───── Material provided ─────

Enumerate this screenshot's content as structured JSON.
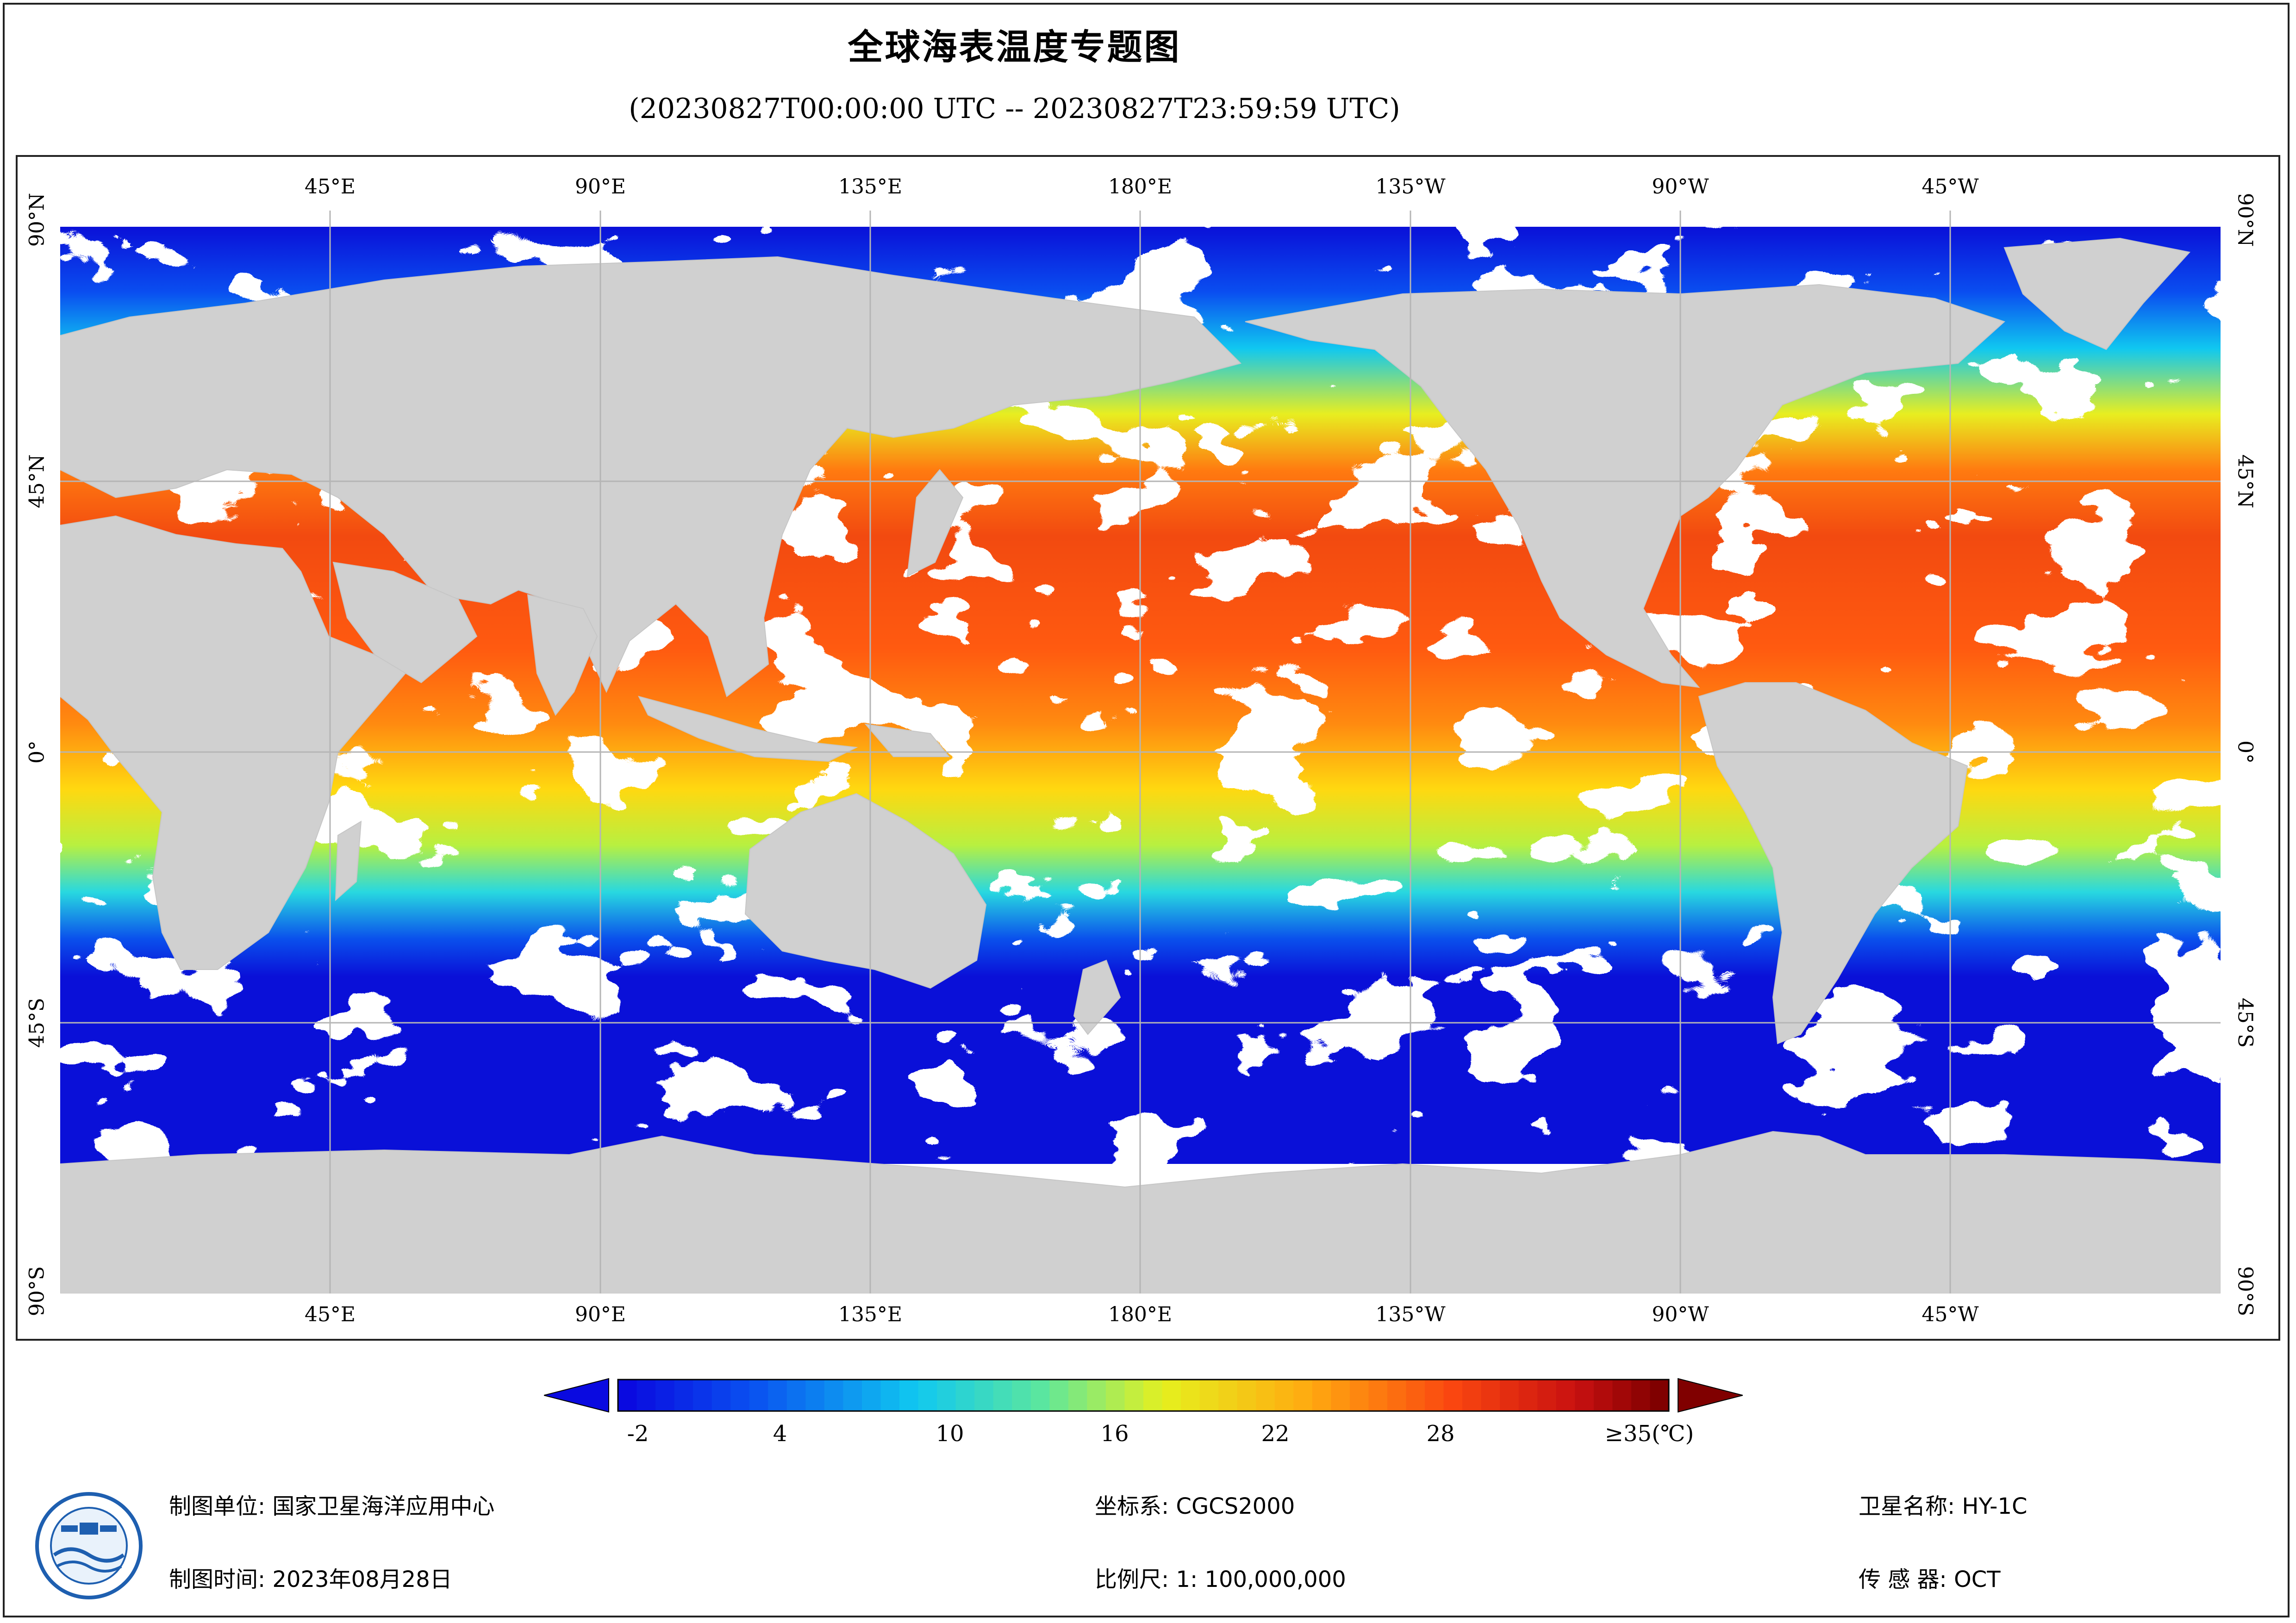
{
  "title": "全球海表温度专题图",
  "subtitle": "(20230827T00:00:00 UTC -- 20230827T23:59:59 UTC)",
  "map": {
    "top_ticks": [
      "45°E",
      "90°E",
      "135°E",
      "180°E",
      "135°W",
      "90°W",
      "45°W"
    ],
    "bottom_ticks": [
      "45°E",
      "90°E",
      "135°E",
      "180°E",
      "135°W",
      "90°W",
      "45°W"
    ],
    "lat_ticks": [
      "90°N",
      "45°N",
      "0°",
      "45°S",
      "90°S"
    ],
    "colors": {
      "land": "#d0d0d0",
      "cloud_or_nodata": "#ffffff",
      "graticule": "#b5b5b5"
    }
  },
  "colorbar": {
    "labels": [
      "-2",
      "4",
      "10",
      "16",
      "22",
      "28",
      "≥35(℃)"
    ],
    "min": -2,
    "max": 35,
    "unit": "℃"
  },
  "footer": {
    "org_label": "制图单位: 国家卫星海洋应用中心",
    "date_label": "制图时间: 2023年08月28日",
    "crs_label": "坐标系: CGCS2000",
    "scale_label": "比例尺: 1: 100,000,000",
    "satellite_label": "卫星名称: HY-1C",
    "sensor_label": "传 感 器: OCT"
  }
}
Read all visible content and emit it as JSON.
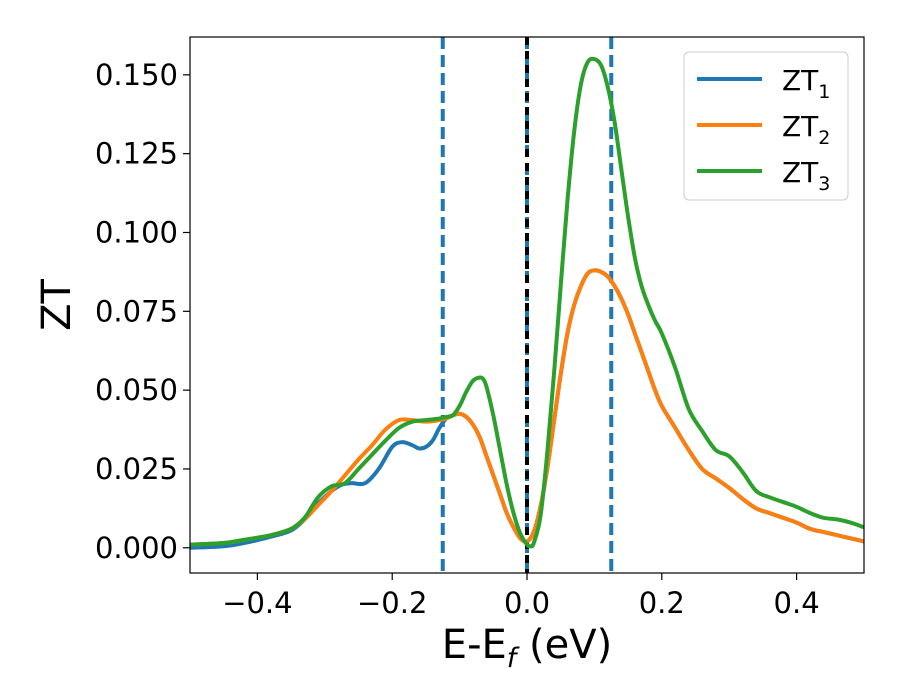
{
  "chart_data": {
    "type": "line",
    "xlabel": "E-E",
    "xlabel_sub": "f",
    "xlabel_unit": " (eV)",
    "ylabel": "ZT",
    "xlim": [
      -0.5,
      0.5
    ],
    "ylim": [
      -0.008,
      0.162
    ],
    "xticks": [
      -0.4,
      -0.2,
      0.0,
      0.2,
      0.4
    ],
    "xtick_labels": [
      "−0.4",
      "−0.2",
      "0.0",
      "0.2",
      "0.4"
    ],
    "yticks": [
      0.0,
      0.025,
      0.05,
      0.075,
      0.1,
      0.125,
      0.15
    ],
    "ytick_labels": [
      "0.000",
      "0.025",
      "0.050",
      "0.075",
      "0.100",
      "0.125",
      "0.150"
    ],
    "grid": false,
    "legend_position": "top-right",
    "vlines": [
      {
        "x": -0.125,
        "style": "dashed",
        "color": "#1f77b4"
      },
      {
        "x": 0.125,
        "style": "dashed",
        "color": "#1f77b4"
      },
      {
        "x": 0.0,
        "style": "dashed",
        "color": "#1f77b4"
      },
      {
        "x": 0.0,
        "style": "dashed",
        "color": "#000000"
      }
    ],
    "series": [
      {
        "name": "ZT",
        "sub": "1",
        "color": "#1f77b4",
        "x": [
          -0.5,
          -0.45,
          -0.42,
          -0.38,
          -0.35,
          -0.33,
          -0.31,
          -0.29,
          -0.275,
          -0.26,
          -0.24,
          -0.22,
          -0.2,
          -0.185,
          -0.17,
          -0.16,
          -0.15,
          -0.14,
          -0.13,
          -0.12,
          -0.11,
          -0.1,
          -0.09,
          -0.08,
          -0.07,
          -0.06,
          -0.05,
          -0.04,
          -0.03,
          -0.02,
          -0.01,
          0.0,
          0.01,
          0.02,
          0.03,
          0.04,
          0.05,
          0.06,
          0.07,
          0.08,
          0.09,
          0.1,
          0.11,
          0.12,
          0.13,
          0.14,
          0.15,
          0.16,
          0.17,
          0.18,
          0.19,
          0.2,
          0.22,
          0.24,
          0.26,
          0.28,
          0.3,
          0.32,
          0.34,
          0.36,
          0.38,
          0.4,
          0.42,
          0.44,
          0.46,
          0.48,
          0.5
        ],
        "values": [
          0.0,
          0.0005,
          0.0015,
          0.0035,
          0.0055,
          0.009,
          0.014,
          0.018,
          0.02,
          0.0205,
          0.0205,
          0.025,
          0.032,
          0.0335,
          0.0325,
          0.0315,
          0.032,
          0.034,
          0.038,
          0.041,
          0.042,
          0.0425,
          0.0415,
          0.039,
          0.035,
          0.029,
          0.023,
          0.017,
          0.011,
          0.0065,
          0.003,
          0.002,
          0.005,
          0.013,
          0.025,
          0.04,
          0.055,
          0.068,
          0.077,
          0.083,
          0.087,
          0.088,
          0.0875,
          0.086,
          0.083,
          0.079,
          0.074,
          0.068,
          0.062,
          0.056,
          0.05,
          0.045,
          0.038,
          0.031,
          0.025,
          0.022,
          0.019,
          0.0155,
          0.0125,
          0.011,
          0.0095,
          0.008,
          0.006,
          0.005,
          0.004,
          0.003,
          0.002
        ]
      },
      {
        "name": "ZT",
        "sub": "2",
        "color": "#ff7f0e",
        "x": [
          -0.5,
          -0.45,
          -0.42,
          -0.38,
          -0.35,
          -0.33,
          -0.31,
          -0.29,
          -0.27,
          -0.25,
          -0.23,
          -0.21,
          -0.19,
          -0.17,
          -0.15,
          -0.13,
          -0.12,
          -0.11,
          -0.1,
          -0.09,
          -0.08,
          -0.07,
          -0.06,
          -0.05,
          -0.04,
          -0.03,
          -0.02,
          -0.01,
          0.0,
          0.01,
          0.02,
          0.03,
          0.04,
          0.05,
          0.06,
          0.07,
          0.08,
          0.09,
          0.1,
          0.11,
          0.12,
          0.13,
          0.14,
          0.15,
          0.16,
          0.17,
          0.18,
          0.19,
          0.2,
          0.22,
          0.24,
          0.26,
          0.28,
          0.3,
          0.32,
          0.34,
          0.36,
          0.38,
          0.4,
          0.42,
          0.44,
          0.46,
          0.48,
          0.5
        ],
        "values": [
          0.001,
          0.0015,
          0.0025,
          0.004,
          0.006,
          0.009,
          0.0135,
          0.018,
          0.023,
          0.028,
          0.0325,
          0.0375,
          0.0405,
          0.0405,
          0.04,
          0.0405,
          0.041,
          0.042,
          0.0425,
          0.0415,
          0.039,
          0.035,
          0.029,
          0.023,
          0.017,
          0.011,
          0.0065,
          0.003,
          0.002,
          0.005,
          0.013,
          0.025,
          0.04,
          0.055,
          0.068,
          0.077,
          0.083,
          0.087,
          0.088,
          0.0875,
          0.086,
          0.083,
          0.079,
          0.074,
          0.068,
          0.062,
          0.056,
          0.05,
          0.045,
          0.038,
          0.031,
          0.025,
          0.022,
          0.019,
          0.0155,
          0.0125,
          0.011,
          0.0095,
          0.008,
          0.006,
          0.005,
          0.004,
          0.003,
          0.002
        ]
      },
      {
        "name": "ZT",
        "sub": "3",
        "color": "#2ca02c",
        "x": [
          -0.5,
          -0.45,
          -0.42,
          -0.38,
          -0.35,
          -0.33,
          -0.31,
          -0.29,
          -0.27,
          -0.25,
          -0.23,
          -0.21,
          -0.19,
          -0.17,
          -0.15,
          -0.13,
          -0.12,
          -0.11,
          -0.1,
          -0.09,
          -0.08,
          -0.07,
          -0.065,
          -0.06,
          -0.05,
          -0.04,
          -0.03,
          -0.02,
          -0.01,
          0.0,
          0.005,
          0.01,
          0.02,
          0.03,
          0.04,
          0.05,
          0.06,
          0.07,
          0.08,
          0.09,
          0.1,
          0.11,
          0.12,
          0.13,
          0.14,
          0.15,
          0.16,
          0.17,
          0.18,
          0.19,
          0.2,
          0.22,
          0.24,
          0.26,
          0.28,
          0.3,
          0.32,
          0.34,
          0.36,
          0.38,
          0.4,
          0.42,
          0.44,
          0.46,
          0.48,
          0.5
        ],
        "values": [
          0.001,
          0.0015,
          0.0025,
          0.004,
          0.006,
          0.0095,
          0.016,
          0.0195,
          0.0205,
          0.025,
          0.0295,
          0.034,
          0.038,
          0.04,
          0.0405,
          0.041,
          0.0415,
          0.042,
          0.045,
          0.0495,
          0.053,
          0.054,
          0.0535,
          0.051,
          0.042,
          0.031,
          0.02,
          0.011,
          0.0045,
          0.001,
          0.0005,
          0.0015,
          0.01,
          0.03,
          0.055,
          0.083,
          0.11,
          0.132,
          0.147,
          0.154,
          0.155,
          0.153,
          0.146,
          0.135,
          0.12,
          0.105,
          0.092,
          0.083,
          0.077,
          0.072,
          0.068,
          0.057,
          0.044,
          0.037,
          0.031,
          0.029,
          0.024,
          0.018,
          0.016,
          0.0145,
          0.013,
          0.011,
          0.0095,
          0.009,
          0.008,
          0.0065
        ]
      }
    ]
  }
}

─────

### What the task requires
The lines to collect are those holding the string "content"; copy them all.

### Solved exercise
Enumerate this screenshot's content as structured JSON.
Read all visible content and emit it as JSON.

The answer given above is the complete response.